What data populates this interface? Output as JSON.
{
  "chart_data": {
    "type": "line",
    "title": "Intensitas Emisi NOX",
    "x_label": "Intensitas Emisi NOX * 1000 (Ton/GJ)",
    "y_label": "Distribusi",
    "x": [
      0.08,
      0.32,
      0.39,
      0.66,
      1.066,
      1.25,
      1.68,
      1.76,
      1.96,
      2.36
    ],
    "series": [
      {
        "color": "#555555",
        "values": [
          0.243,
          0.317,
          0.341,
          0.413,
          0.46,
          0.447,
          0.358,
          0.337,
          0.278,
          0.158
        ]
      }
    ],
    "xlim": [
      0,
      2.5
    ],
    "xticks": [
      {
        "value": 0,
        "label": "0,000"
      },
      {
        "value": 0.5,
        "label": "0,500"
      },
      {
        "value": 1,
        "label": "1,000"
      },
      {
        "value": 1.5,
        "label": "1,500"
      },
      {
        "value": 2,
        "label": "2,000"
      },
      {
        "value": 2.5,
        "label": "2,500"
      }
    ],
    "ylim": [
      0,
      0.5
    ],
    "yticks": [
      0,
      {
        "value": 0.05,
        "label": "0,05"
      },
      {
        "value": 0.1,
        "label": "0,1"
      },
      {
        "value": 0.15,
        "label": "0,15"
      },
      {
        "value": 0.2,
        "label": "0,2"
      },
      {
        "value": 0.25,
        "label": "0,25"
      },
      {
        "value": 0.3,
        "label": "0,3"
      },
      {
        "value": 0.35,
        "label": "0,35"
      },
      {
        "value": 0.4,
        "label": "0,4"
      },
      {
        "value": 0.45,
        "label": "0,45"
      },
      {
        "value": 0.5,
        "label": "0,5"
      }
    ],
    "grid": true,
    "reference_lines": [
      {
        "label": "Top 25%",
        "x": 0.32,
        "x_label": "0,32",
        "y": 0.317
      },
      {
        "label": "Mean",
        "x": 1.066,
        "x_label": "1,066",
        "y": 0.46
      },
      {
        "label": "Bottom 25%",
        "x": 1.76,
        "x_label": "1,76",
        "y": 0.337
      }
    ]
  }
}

(What to do) Report every line containing the word "Intensitas" from the listing above.

(Output of the task)
    "title": "Intensitas Emisi NOX",
    "x_label": "Intensitas Emisi NOX * 1000 (Ton/GJ)",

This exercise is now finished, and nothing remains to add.